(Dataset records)
# # # # #
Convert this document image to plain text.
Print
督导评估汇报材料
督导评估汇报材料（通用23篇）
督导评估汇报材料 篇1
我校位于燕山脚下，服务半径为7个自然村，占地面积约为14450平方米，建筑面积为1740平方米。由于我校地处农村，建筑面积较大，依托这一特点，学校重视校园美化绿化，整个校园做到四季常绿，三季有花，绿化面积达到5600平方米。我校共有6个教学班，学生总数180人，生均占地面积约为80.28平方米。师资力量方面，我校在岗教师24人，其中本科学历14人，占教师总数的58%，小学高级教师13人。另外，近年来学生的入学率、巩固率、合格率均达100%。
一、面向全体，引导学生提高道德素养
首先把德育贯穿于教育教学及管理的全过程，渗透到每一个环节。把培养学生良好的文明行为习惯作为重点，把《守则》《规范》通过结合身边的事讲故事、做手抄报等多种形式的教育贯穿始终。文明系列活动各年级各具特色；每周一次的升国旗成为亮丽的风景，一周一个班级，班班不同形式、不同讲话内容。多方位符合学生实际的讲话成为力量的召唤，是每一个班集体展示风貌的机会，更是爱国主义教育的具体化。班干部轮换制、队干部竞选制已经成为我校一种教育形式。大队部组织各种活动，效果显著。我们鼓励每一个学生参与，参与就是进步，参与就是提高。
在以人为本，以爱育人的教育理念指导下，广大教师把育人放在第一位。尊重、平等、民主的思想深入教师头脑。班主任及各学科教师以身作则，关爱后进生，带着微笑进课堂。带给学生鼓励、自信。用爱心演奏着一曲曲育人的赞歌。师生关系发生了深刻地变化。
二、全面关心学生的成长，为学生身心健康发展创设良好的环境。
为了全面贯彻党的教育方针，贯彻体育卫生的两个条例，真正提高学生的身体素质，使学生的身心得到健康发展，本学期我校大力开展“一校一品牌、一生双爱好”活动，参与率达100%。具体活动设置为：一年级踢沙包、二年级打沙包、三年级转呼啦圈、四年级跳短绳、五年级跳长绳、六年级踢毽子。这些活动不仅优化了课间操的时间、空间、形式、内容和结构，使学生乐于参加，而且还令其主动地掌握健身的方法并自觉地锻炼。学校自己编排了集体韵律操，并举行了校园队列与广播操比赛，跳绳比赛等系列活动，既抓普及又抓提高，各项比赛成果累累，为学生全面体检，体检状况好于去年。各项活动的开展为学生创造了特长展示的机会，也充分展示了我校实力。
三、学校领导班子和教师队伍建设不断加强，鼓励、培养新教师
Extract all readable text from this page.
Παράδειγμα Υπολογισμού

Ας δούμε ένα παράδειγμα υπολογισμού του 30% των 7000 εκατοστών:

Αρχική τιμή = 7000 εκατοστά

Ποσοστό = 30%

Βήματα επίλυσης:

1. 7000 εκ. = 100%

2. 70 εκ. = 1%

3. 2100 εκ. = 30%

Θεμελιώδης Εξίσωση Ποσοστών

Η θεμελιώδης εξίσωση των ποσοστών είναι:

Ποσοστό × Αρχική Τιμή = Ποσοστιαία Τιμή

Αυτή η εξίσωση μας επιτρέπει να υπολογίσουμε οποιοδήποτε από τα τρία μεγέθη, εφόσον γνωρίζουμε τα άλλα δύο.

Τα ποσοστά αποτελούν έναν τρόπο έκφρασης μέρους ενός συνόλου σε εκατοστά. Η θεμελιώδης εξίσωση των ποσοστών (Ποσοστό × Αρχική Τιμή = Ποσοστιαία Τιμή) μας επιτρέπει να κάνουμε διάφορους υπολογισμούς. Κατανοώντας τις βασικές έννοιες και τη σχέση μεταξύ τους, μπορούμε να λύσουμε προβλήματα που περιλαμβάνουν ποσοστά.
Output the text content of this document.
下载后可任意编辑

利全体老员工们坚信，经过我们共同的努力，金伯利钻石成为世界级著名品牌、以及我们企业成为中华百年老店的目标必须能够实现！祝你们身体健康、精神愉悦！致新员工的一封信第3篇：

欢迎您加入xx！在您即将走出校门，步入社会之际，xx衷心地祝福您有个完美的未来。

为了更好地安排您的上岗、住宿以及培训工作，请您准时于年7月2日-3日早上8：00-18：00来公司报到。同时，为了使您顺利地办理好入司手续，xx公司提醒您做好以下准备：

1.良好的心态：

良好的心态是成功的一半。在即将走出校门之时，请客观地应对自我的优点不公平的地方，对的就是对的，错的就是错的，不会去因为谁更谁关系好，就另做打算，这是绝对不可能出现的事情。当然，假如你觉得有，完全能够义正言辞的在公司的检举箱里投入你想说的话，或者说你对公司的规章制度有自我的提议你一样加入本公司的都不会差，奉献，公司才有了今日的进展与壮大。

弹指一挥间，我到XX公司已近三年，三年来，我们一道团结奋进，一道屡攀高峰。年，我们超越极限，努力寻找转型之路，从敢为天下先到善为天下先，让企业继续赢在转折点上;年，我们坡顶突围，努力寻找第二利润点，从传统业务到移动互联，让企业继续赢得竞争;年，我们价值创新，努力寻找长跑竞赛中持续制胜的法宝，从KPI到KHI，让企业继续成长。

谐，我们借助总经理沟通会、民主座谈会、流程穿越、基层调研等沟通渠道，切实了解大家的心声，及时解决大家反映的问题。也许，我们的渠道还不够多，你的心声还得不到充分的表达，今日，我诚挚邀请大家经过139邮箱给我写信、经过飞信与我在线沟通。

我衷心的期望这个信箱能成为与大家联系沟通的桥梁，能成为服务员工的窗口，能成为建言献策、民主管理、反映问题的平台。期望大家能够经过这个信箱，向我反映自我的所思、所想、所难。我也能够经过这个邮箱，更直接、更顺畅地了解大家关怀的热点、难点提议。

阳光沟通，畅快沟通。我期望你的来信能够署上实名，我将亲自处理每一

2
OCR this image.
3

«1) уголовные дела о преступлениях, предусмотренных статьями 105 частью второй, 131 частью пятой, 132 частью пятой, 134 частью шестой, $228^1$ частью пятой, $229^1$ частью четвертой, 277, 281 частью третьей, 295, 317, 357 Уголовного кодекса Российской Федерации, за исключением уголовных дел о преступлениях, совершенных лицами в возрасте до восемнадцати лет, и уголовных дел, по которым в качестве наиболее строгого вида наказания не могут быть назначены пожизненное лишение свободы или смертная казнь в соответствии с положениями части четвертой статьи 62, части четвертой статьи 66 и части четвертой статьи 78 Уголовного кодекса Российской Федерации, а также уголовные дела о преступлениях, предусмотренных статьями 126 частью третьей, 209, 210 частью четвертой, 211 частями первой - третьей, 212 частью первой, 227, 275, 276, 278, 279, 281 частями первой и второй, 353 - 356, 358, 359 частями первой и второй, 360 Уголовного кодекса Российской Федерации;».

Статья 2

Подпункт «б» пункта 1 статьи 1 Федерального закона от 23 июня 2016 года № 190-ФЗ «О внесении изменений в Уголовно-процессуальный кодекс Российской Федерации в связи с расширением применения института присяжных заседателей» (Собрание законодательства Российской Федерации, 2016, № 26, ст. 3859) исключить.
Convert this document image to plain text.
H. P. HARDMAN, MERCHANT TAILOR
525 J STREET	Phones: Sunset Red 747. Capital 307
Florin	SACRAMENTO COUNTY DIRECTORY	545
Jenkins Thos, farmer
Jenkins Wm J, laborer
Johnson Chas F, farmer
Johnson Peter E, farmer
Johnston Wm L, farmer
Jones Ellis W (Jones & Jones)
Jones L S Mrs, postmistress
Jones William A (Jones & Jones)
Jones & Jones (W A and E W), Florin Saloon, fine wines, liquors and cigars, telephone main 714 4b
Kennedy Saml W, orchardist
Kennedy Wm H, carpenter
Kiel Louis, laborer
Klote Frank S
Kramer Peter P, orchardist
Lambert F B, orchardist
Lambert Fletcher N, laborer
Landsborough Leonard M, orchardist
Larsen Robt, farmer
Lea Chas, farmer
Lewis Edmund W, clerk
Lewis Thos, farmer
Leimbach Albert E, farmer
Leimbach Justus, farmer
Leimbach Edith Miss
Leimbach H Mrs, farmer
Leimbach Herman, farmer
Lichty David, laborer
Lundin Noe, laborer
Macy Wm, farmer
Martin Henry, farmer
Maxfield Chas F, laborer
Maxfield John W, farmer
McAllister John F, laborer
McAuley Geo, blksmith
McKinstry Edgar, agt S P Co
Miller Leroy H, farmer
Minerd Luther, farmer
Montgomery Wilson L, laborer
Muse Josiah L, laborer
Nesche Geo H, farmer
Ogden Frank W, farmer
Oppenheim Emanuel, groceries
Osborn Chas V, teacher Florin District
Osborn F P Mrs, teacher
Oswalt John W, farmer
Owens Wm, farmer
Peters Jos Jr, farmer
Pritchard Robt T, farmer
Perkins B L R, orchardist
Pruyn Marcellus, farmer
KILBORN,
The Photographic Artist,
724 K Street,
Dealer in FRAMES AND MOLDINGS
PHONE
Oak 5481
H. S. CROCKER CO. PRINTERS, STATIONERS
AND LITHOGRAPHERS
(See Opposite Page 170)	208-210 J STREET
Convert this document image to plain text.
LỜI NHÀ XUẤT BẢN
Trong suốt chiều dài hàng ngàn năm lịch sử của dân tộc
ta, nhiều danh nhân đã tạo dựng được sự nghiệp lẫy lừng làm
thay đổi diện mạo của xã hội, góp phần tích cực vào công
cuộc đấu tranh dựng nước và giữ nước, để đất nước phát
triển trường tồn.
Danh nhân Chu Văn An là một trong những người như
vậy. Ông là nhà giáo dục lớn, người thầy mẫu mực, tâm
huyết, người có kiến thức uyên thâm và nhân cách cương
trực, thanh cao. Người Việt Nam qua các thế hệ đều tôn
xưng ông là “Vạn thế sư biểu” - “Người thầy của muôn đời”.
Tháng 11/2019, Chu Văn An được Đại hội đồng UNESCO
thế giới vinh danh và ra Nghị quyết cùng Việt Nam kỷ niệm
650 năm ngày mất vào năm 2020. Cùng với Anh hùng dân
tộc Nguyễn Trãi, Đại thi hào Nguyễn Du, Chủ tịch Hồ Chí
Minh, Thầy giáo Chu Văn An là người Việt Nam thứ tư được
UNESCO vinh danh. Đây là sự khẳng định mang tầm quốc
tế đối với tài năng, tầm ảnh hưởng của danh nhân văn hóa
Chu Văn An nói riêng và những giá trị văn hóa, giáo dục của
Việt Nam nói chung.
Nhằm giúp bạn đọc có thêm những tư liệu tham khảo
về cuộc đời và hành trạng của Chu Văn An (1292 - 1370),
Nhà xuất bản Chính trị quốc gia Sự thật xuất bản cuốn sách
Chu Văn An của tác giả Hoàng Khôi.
# # # # #
# GIVEN EXERCISE
Read through the lines above and collect those that contain the string "laborer".

# THE SOLUTION
Jenkins Wm J, laborer
Kiel Louis, laborer
Lambert Fletcher N, laborer
Lichty David, laborer
Lundin Noe, laborer
Maxfield Chas F, laborer
McAllister John F, laborer
Montgomery Wilson L, laborer
Muse Josiah L, laborer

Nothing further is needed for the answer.